(TO BE DONE): Leave every picture out and write out the records below exactly.

(TASK DATA):
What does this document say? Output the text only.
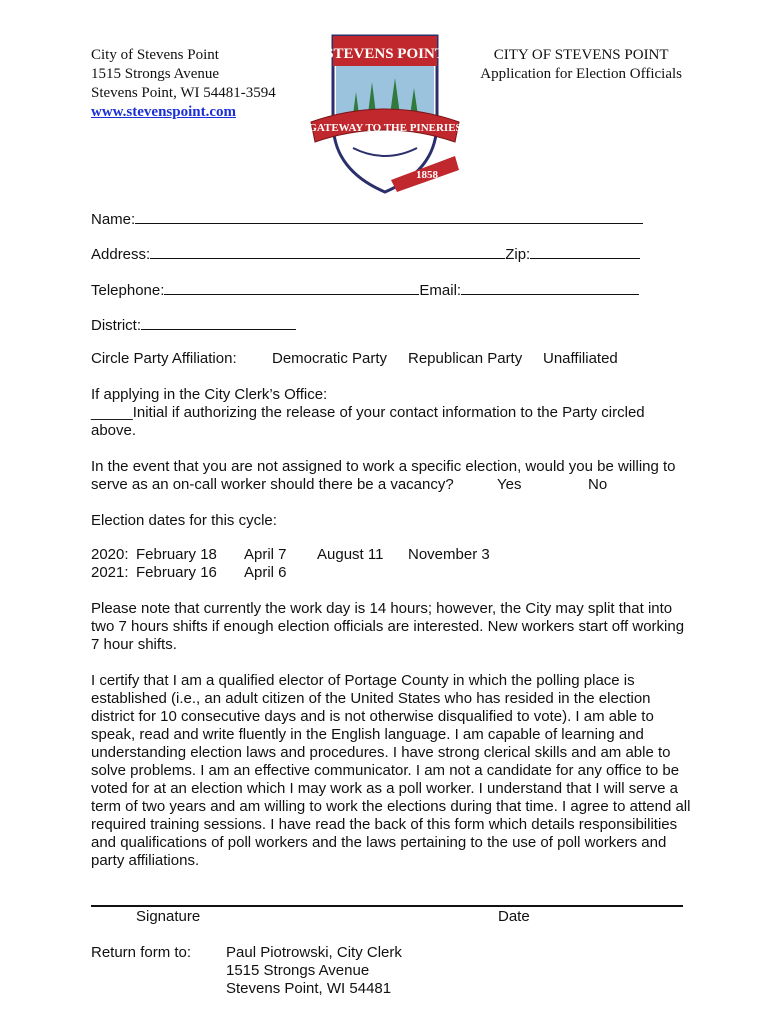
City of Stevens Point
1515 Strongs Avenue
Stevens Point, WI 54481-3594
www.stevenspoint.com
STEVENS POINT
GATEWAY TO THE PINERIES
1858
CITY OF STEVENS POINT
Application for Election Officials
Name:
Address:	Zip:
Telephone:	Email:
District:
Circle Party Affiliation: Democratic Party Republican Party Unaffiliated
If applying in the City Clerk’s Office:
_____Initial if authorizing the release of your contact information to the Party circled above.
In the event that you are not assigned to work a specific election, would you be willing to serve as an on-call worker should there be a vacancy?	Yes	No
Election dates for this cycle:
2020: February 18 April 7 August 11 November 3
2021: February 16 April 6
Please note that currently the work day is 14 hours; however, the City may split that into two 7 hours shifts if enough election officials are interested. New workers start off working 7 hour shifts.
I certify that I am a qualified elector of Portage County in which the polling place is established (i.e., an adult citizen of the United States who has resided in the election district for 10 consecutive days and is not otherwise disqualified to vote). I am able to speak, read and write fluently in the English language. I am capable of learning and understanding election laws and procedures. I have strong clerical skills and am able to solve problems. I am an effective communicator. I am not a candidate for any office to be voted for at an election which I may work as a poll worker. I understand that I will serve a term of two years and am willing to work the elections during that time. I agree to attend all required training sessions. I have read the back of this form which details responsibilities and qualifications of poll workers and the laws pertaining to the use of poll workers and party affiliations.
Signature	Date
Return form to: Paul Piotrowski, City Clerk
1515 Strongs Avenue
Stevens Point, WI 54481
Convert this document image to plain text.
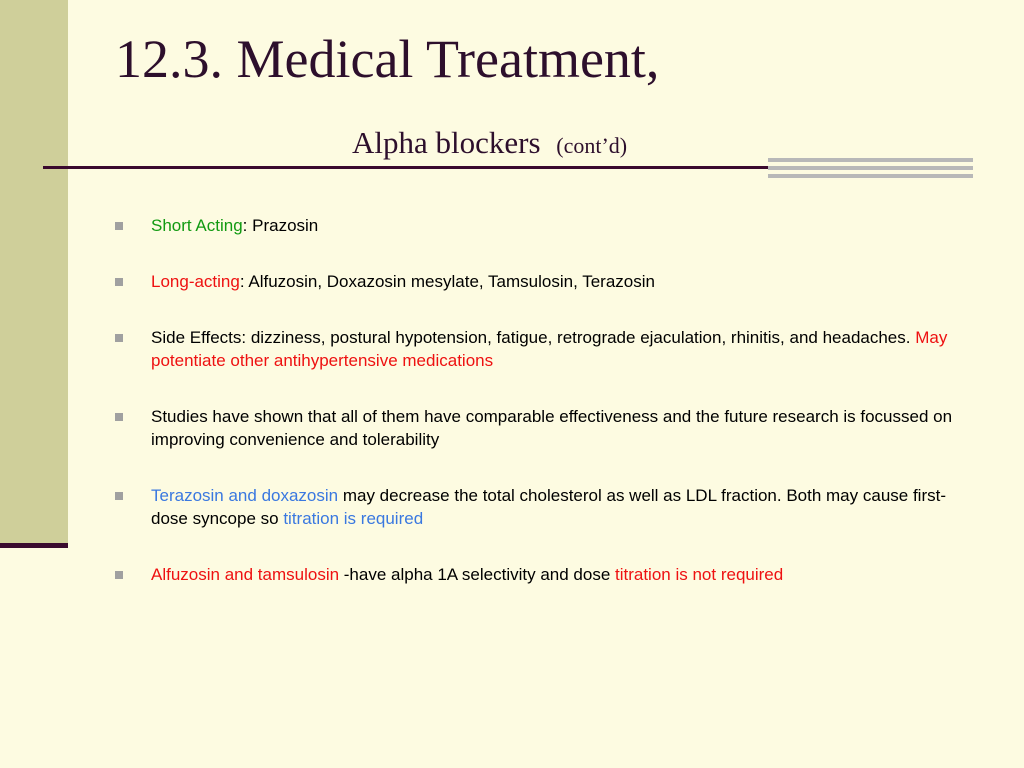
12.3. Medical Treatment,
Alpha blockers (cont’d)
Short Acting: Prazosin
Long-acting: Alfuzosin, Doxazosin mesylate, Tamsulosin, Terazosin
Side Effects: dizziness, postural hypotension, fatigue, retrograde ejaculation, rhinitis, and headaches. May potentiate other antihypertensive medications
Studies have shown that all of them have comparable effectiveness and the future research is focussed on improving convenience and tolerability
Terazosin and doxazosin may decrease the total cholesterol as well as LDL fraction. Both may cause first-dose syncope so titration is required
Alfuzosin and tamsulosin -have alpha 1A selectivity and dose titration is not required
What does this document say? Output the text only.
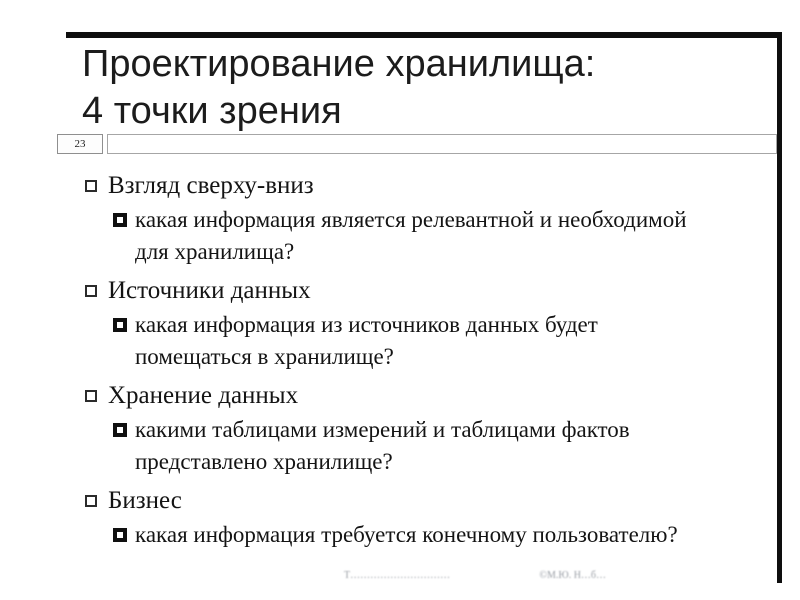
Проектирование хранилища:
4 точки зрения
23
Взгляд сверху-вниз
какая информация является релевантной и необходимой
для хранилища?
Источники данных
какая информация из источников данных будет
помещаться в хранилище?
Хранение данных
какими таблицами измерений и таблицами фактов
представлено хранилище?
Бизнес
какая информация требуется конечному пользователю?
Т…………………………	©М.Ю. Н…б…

(WRITTEN SOLUTION):
What does this document say? Output the text only.
City of Stevens Point
1515 Strongs Avenue
Stevens Point, WI 54481-3594
www.stevenspoint.com
STEVENS POINT
GATEWAY TO THE PINERIES
1858
CITY OF STEVENS POINT
Application for Election Officials
Name:
Address:	Zip:
Telephone:	Email:
District:
Circle Party Affiliation: Democratic Party Republican Party Unaffiliated
If applying in the City Clerk’s Office:
_____Initial if authorizing the release of your contact information to the Party circled above.
In the event that you are not assigned to work a specific election, would you be willing to serve as an on-call worker should there be a vacancy?	Yes	No
Election dates for this cycle:
2020: February 18 April 7 August 11 November 3
2021: February 16 April 6
Please note that currently the work day is 14 hours; however, the City may split that into two 7 hours shifts if enough election officials are interested. New workers start off working 7 hour shifts.
I certify that I am a qualified elector of Portage County in which the polling place is established (i.e., an adult citizen of the United States who has resided in the election district for 10 consecutive days and is not otherwise disqualified to vote). I am able to speak, read and write fluently in the English language. I am capable of learning and understanding election laws and procedures. I have strong clerical skills and am able to solve problems. I am an effective communicator. I am not a candidate for any office to be voted for at an election which I may work as a poll worker. I understand that I will serve a term of two years and am willing to work the elections during that time. I agree to attend all required training sessions. I have read the back of this form which details responsibilities and qualifications of poll workers and the laws pertaining to the use of poll workers and party affiliations.
Signature	Date
Return form to: Paul Piotrowski, City Clerk
1515 Strongs Avenue
Stevens Point, WI 54481
Convert this document image to plain text.
12.3. Medical Treatment,
Alpha blockers (cont’d)
Short Acting: Prazosin
Long-acting: Alfuzosin, Doxazosin mesylate, Tamsulosin, Terazosin
Side Effects: dizziness, postural hypotension, fatigue, retrograde ejaculation, rhinitis, and headaches. May potentiate other antihypertensive medications
Studies have shown that all of them have comparable effectiveness and the future research is focussed on improving convenience and tolerability
Terazosin and doxazosin may decrease the total cholesterol as well as LDL fraction. Both may cause first-dose syncope so titration is required
Alfuzosin and tamsulosin -have alpha 1A selectivity and dose titration is not required
What does this document say? Output the text only.
Проектирование хранилища:
4 точки зрения
23
Взгляд сверху-вниз
какая информация является релевантной и необходимой
для хранилища?
Источники данных
какая информация из источников данных будет
помещаться в хранилище?
Хранение данных
какими таблицами измерений и таблицами фактов
представлено хранилище?
Бизнес
какая информация требуется конечному пользователю?
Т…………………………	©М.Ю. Н…б…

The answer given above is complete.